*Objective*
Report every line in the listing that contains the string "Moderación".

_ _ _

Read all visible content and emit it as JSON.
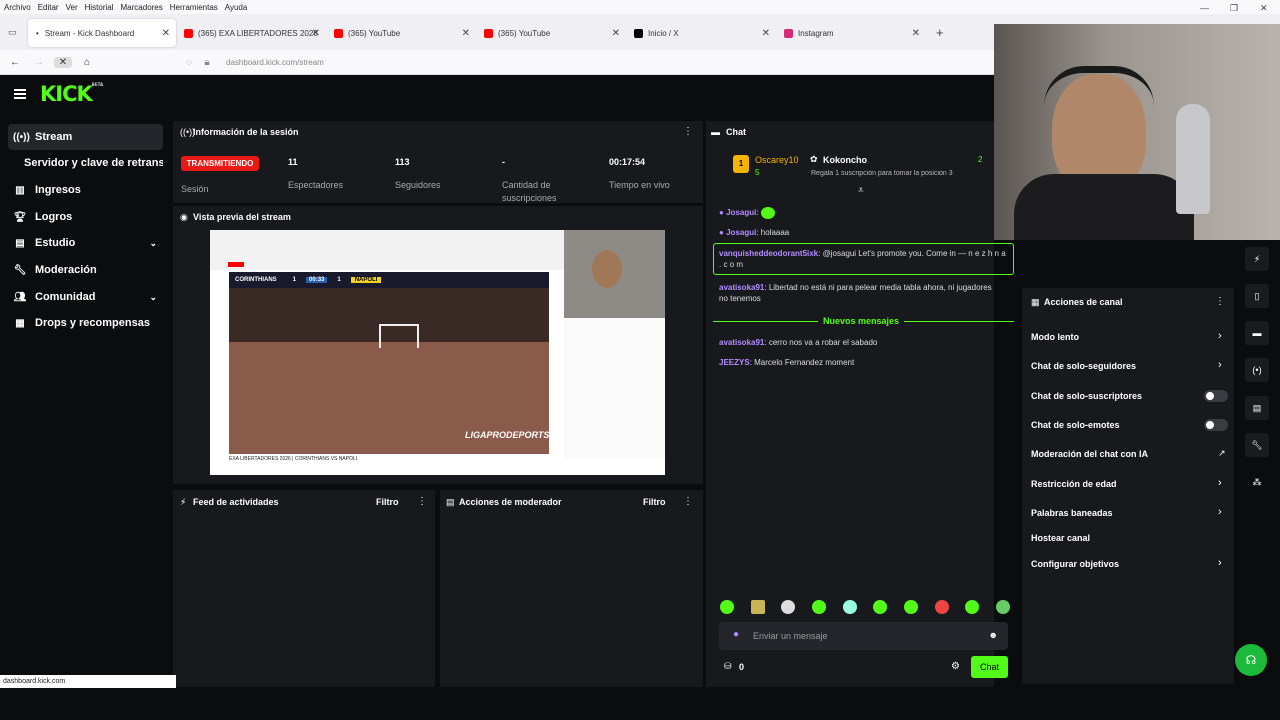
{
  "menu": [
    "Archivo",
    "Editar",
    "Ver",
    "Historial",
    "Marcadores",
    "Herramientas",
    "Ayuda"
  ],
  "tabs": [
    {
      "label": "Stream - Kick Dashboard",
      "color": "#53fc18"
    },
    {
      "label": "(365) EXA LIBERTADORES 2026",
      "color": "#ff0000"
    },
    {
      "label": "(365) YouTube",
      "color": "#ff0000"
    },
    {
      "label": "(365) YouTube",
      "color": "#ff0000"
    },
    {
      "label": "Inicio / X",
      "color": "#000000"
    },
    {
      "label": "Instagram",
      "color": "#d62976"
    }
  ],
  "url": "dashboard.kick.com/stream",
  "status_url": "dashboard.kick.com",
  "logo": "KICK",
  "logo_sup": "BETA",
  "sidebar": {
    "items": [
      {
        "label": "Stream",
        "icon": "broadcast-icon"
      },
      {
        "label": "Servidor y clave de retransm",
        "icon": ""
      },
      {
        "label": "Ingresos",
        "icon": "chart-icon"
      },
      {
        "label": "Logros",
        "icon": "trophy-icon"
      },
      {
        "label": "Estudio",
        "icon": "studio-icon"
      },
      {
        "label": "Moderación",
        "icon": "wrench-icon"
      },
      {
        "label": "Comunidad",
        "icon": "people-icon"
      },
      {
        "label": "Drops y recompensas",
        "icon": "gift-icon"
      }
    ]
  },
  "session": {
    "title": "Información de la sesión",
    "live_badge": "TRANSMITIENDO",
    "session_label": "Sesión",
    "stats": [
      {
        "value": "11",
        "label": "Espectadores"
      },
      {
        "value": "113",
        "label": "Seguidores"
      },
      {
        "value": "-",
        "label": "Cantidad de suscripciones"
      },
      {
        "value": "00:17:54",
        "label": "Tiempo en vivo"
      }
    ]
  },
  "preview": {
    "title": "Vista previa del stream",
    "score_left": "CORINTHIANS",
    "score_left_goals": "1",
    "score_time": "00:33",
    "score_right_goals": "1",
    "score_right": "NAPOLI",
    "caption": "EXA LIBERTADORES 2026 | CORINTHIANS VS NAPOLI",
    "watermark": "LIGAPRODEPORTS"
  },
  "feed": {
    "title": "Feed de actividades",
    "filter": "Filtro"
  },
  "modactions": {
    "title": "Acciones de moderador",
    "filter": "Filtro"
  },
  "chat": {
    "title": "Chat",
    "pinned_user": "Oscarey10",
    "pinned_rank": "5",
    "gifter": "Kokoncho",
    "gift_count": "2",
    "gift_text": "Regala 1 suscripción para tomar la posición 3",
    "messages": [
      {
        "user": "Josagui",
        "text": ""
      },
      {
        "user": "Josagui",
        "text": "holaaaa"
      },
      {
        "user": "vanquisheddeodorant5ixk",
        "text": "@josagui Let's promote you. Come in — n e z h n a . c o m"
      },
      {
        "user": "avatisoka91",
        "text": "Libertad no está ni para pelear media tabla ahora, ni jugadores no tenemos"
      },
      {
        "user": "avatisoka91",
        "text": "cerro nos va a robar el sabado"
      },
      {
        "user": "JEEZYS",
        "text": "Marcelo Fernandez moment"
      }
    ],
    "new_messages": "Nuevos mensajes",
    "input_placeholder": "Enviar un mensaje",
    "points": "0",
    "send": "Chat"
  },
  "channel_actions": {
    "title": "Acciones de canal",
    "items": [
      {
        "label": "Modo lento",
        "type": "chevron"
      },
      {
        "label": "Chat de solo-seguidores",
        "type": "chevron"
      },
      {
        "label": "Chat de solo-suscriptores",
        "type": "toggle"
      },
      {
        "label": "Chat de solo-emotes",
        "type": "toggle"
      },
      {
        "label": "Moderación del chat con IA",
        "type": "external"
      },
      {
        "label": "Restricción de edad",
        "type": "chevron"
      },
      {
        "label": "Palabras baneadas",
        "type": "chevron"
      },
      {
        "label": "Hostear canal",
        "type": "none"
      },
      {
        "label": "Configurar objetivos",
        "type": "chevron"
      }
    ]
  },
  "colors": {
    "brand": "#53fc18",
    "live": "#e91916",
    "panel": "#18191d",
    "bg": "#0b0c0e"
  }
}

_ _ _

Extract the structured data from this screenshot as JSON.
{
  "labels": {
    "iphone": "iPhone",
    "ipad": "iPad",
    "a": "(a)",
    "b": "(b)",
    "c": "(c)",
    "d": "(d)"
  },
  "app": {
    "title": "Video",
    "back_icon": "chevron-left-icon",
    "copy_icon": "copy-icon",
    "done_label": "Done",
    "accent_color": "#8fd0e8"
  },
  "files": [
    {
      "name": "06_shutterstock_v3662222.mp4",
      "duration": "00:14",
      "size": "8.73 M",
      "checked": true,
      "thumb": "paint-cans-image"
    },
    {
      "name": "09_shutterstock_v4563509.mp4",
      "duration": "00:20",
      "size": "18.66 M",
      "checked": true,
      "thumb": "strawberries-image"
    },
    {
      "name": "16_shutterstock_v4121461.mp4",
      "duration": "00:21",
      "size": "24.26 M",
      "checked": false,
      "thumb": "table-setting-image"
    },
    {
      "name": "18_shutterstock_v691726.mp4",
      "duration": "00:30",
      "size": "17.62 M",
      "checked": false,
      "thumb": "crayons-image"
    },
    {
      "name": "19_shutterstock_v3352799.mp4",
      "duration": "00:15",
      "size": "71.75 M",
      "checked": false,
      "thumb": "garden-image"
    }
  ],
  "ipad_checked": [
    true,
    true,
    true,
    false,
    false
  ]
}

_ _ _

*Exercise response*
        "label": "Moderación",
        "label": "Moderación del chat con IA",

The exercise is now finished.